◆ What is being asked
Using the material below, work out how many lines contain the word "data". Reply with the number and nothing more.

»»

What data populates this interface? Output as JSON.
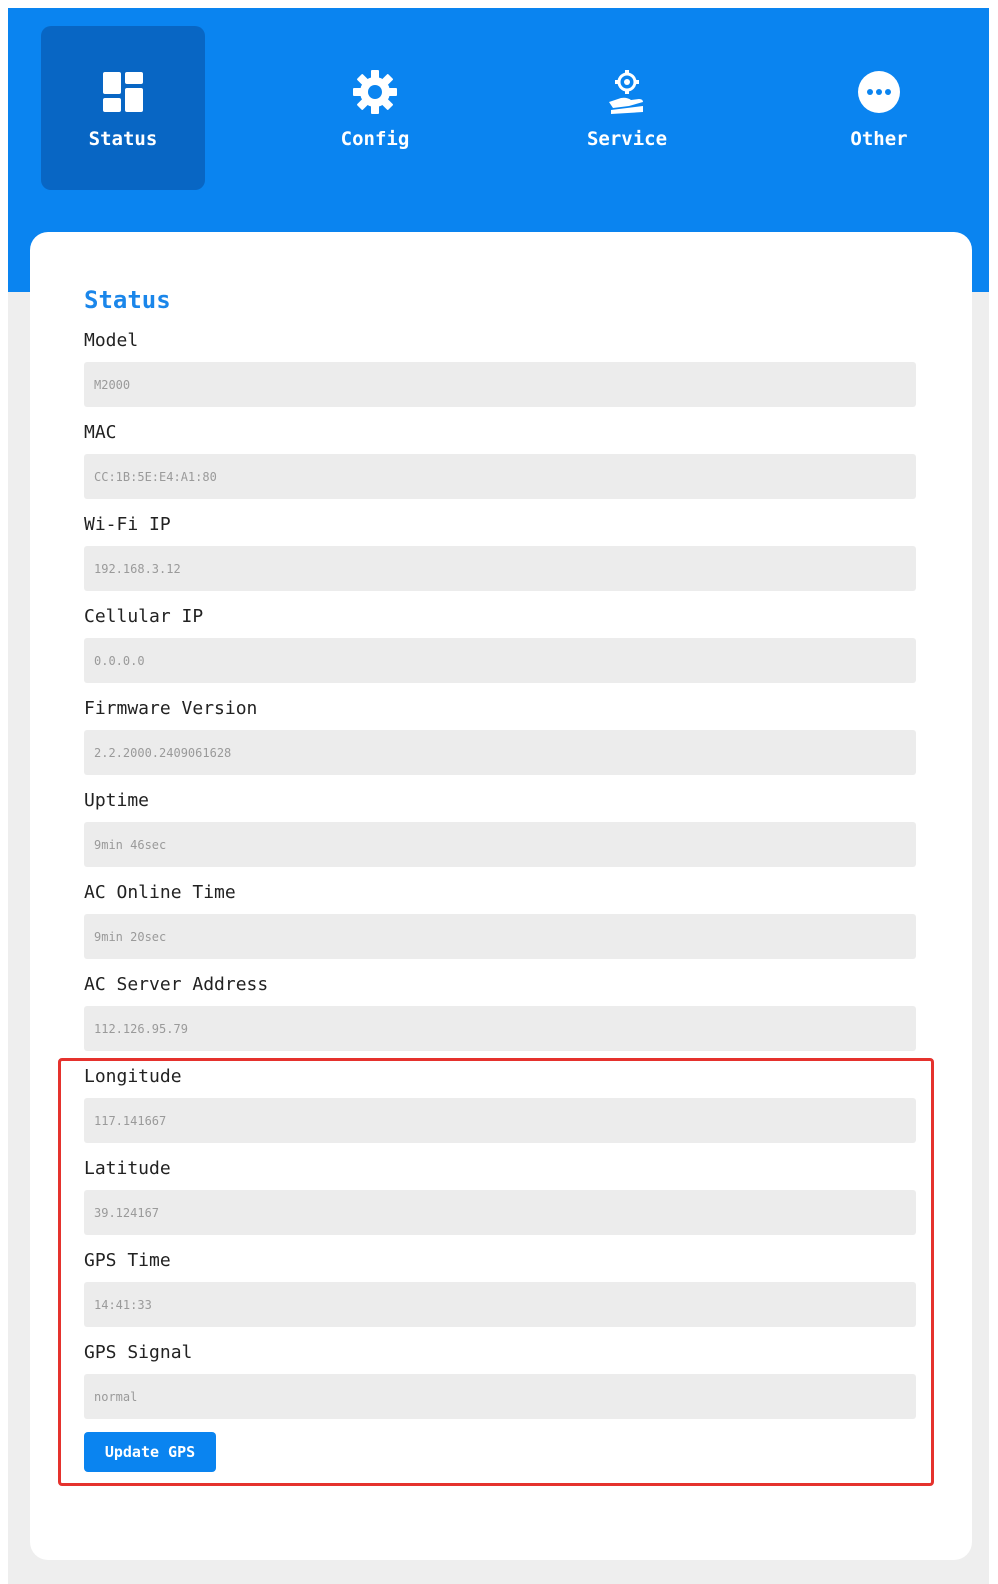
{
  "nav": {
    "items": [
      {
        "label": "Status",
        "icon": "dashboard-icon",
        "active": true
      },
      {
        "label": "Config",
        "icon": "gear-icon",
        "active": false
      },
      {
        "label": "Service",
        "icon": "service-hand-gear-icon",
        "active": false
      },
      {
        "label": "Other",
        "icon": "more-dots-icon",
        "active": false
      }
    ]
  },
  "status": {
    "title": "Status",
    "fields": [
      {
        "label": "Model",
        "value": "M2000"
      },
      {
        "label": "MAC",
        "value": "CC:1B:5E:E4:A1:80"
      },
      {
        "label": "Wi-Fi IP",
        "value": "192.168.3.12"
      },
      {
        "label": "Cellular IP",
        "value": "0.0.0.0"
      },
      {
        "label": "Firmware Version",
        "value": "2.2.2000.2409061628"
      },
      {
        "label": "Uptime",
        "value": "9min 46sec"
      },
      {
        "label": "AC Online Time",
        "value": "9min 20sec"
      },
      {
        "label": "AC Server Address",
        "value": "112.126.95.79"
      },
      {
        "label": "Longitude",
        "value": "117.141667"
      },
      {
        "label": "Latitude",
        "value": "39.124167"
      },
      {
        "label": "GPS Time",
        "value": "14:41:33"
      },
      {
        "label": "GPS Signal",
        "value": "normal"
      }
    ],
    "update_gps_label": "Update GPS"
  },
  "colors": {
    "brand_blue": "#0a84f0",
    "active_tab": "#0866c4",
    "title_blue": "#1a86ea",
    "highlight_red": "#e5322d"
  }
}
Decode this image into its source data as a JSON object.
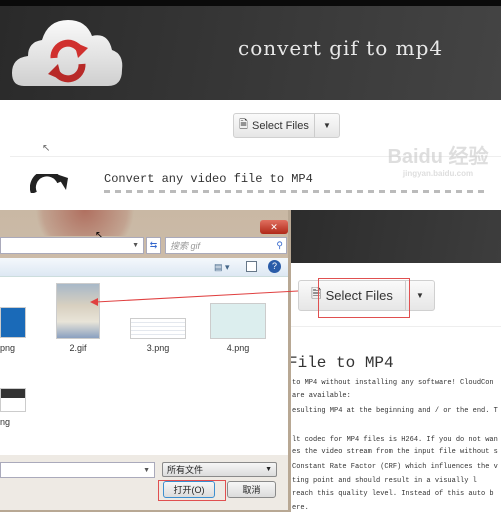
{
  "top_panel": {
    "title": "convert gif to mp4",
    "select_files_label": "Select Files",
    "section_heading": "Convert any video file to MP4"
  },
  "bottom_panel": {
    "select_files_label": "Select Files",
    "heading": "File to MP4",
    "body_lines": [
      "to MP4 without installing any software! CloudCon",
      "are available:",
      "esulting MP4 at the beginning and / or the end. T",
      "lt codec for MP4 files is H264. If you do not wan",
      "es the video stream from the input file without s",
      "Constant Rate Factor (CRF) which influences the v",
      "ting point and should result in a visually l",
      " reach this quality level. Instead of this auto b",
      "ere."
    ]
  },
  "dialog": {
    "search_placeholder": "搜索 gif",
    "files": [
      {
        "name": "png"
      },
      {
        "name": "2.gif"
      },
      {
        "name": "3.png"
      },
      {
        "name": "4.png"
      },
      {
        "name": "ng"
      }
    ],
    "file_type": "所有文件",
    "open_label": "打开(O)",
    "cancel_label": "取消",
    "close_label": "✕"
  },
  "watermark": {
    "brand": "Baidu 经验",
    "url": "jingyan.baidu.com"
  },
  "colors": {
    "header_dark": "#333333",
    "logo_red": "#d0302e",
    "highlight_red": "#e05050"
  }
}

««

◆ Output of the exercise
2